# Specific 3D Printers, Scanners, & Hardware > RepRap Format Printer Forum > MakerFarm Forum >  Why does my printer suck.

## adamfilip

Ok well I have been tweaking and upgrading my Makerfarm i3v 12" for almost 2 years.. 
ive become very familiar with calibrating and testing. 

done lots of little things to improve the performance and quality of my printer.

But when I look at samples from other printers that dont look like really high quality machines.
it really blows the prints im getting out of the water.

Yeterday I saw a small delta machine with cheap looking parts. 
print incredible detail.

and the layers were so smooth
I realize a thin layer height will get smooth edges but the incricate detail quality was soemthing ive never been able to achieve

This machine was likely running on a 32bit processor.. im running 8bit Rambo
it was likely 1.75mm filament, im 3.0mm
it was a bowden setup with some cheap extruder.. looked like a bulldog... im running direct using Bondtech extruder and e3dV6

it was running Reprap Firmware. im using Latest Marlin firmware
Im also using Simplify3d

what am i missing exactly?

### RECORD EXCERPTS
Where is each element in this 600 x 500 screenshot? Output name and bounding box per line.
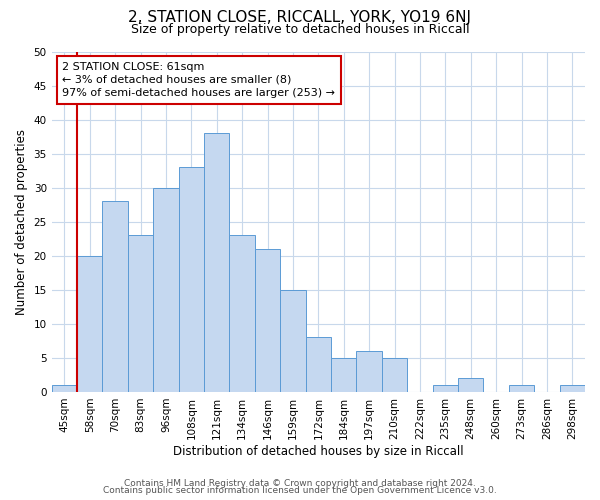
Bar	[458, 378, 484, 392]
Bar	[305, 338, 331, 392]
Bar	[179, 168, 204, 392]
Y-axis label: Number of detached properties: Number of detached properties	[15, 128, 28, 314]
Bar	[153, 188, 179, 392]
X-axis label: Distribution of detached houses by size in Riccall: Distribution of detached houses by size …	[173, 444, 464, 458]
Bar	[280, 290, 305, 392]
Bar	[204, 133, 229, 392]
Bar	[128, 236, 153, 392]
Text: 2 STATION CLOSE: 61sqm
← 3% of detached houses are smaller (8)
97% of semi-detac: 2 STATION CLOSE: 61sqm ← 3% of detached …	[62, 62, 335, 98]
Bar	[433, 385, 458, 392]
Bar	[77, 256, 103, 392]
Bar	[560, 385, 585, 392]
Bar	[52, 385, 77, 392]
Text: Contains public sector information licensed under the Open Government Licence v3: Contains public sector information licen…	[103, 486, 497, 495]
Bar	[103, 202, 128, 392]
Bar	[229, 236, 255, 392]
Bar	[331, 358, 356, 392]
Bar	[255, 249, 280, 392]
Text: 2, STATION CLOSE, RICCALL, YORK, YO19 6NJ: 2, STATION CLOSE, RICCALL, YORK, YO19 6N…	[128, 10, 472, 25]
Bar	[509, 385, 534, 392]
Bar	[382, 358, 407, 392]
Bar	[356, 351, 382, 392]
Text: Contains HM Land Registry data © Crown copyright and database right 2024.: Contains HM Land Registry data © Crown c…	[124, 478, 476, 488]
Text: Size of property relative to detached houses in Riccall: Size of property relative to detached ho…	[131, 22, 469, 36]
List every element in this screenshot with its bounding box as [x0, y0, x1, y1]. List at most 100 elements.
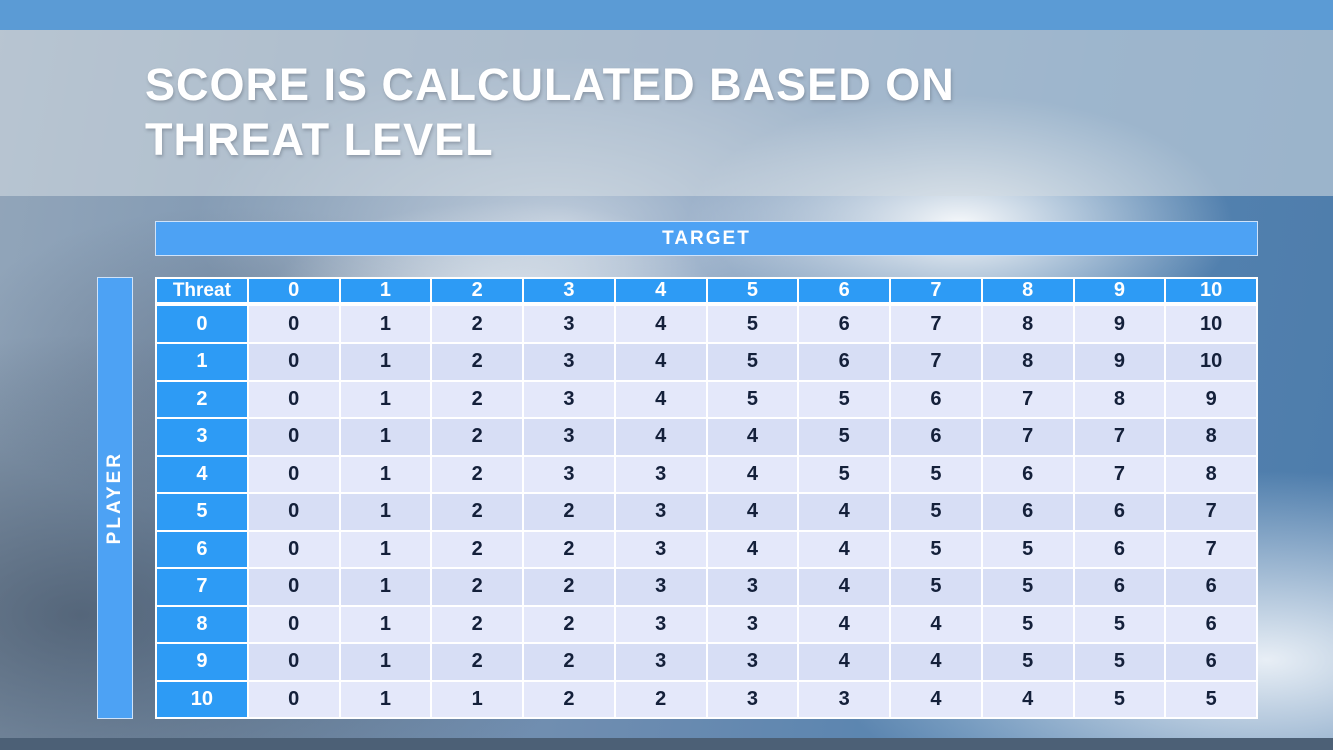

### WHAT YOU NEED TO DO
1. Edit the MakerFarm forum post, beginning at the words "Ok well I have" and stopping after "print incredible detail.", with "calibrating" replaced by "tuning".
2. From the records, copy the lines exactly, beginning at the line that has "378, 484, 392]" and continuing through the end of the records. Omit the pictures.
The forum post and the records are separate material.

### PER-TASK OUTPUTS
1.
Ok well I have been tweaking and upgrading my Makerfarm i3v 12" for almost 2 years.. 
ive become very familiar with tuning and testing. 

done lots of little things to improve the performance and quality of my printer.

But when I look at samples from other printers that dont look like really high quality machines.
it really blows the prints im getting out of the water.

Yeterday I saw a small delta machine with cheap looking parts. 
print incredible detail.

2.
Bar	[458, 378, 484, 392]
Bar	[305, 338, 331, 392]
Bar	[179, 168, 204, 392]
Y-axis label: Number of detached properties: Number of detached properties	[15, 128, 28, 314]
Bar	[153, 188, 179, 392]
X-axis label: Distribution of detached houses by size in Riccall: Distribution of detached houses by size …	[173, 444, 464, 458]
Bar	[280, 290, 305, 392]
Bar	[204, 133, 229, 392]
Bar	[128, 236, 153, 392]
Text: 2 STATION CLOSE: 61sqm
← 3% of detached houses are smaller (8)
97% of semi-detac: 2 STATION CLOSE: 61sqm ← 3% of detached …	[62, 62, 335, 98]
Bar	[433, 385, 458, 392]
Bar	[77, 256, 103, 392]
Bar	[560, 385, 585, 392]
Bar	[52, 385, 77, 392]
Text: Contains public sector information licensed under the Open Government Licence v3: Contains public sector information licen…	[103, 486, 497, 495]
Bar	[103, 202, 128, 392]
Bar	[229, 236, 255, 392]
Bar	[331, 358, 356, 392]
Bar	[255, 249, 280, 392]
Text: 2, STATION CLOSE, RICCALL, YORK, YO19 6NJ: 2, STATION CLOSE, RICCALL, YORK, YO19 6N…	[128, 10, 472, 25]
Bar	[509, 385, 534, 392]
Bar	[382, 358, 407, 392]
Bar	[356, 351, 382, 392]
Text: Contains HM Land Registry data © Crown copyright and database right 2024.: Contains HM Land Registry data © Crown c…	[124, 478, 476, 488]
Text: Size of property relative to detached houses in Riccall: Size of property relative to detached ho…	[131, 22, 469, 36]
List every element in this screenshot with its bounding box as [x0, y0, x1, y1]. List at most 100 elements.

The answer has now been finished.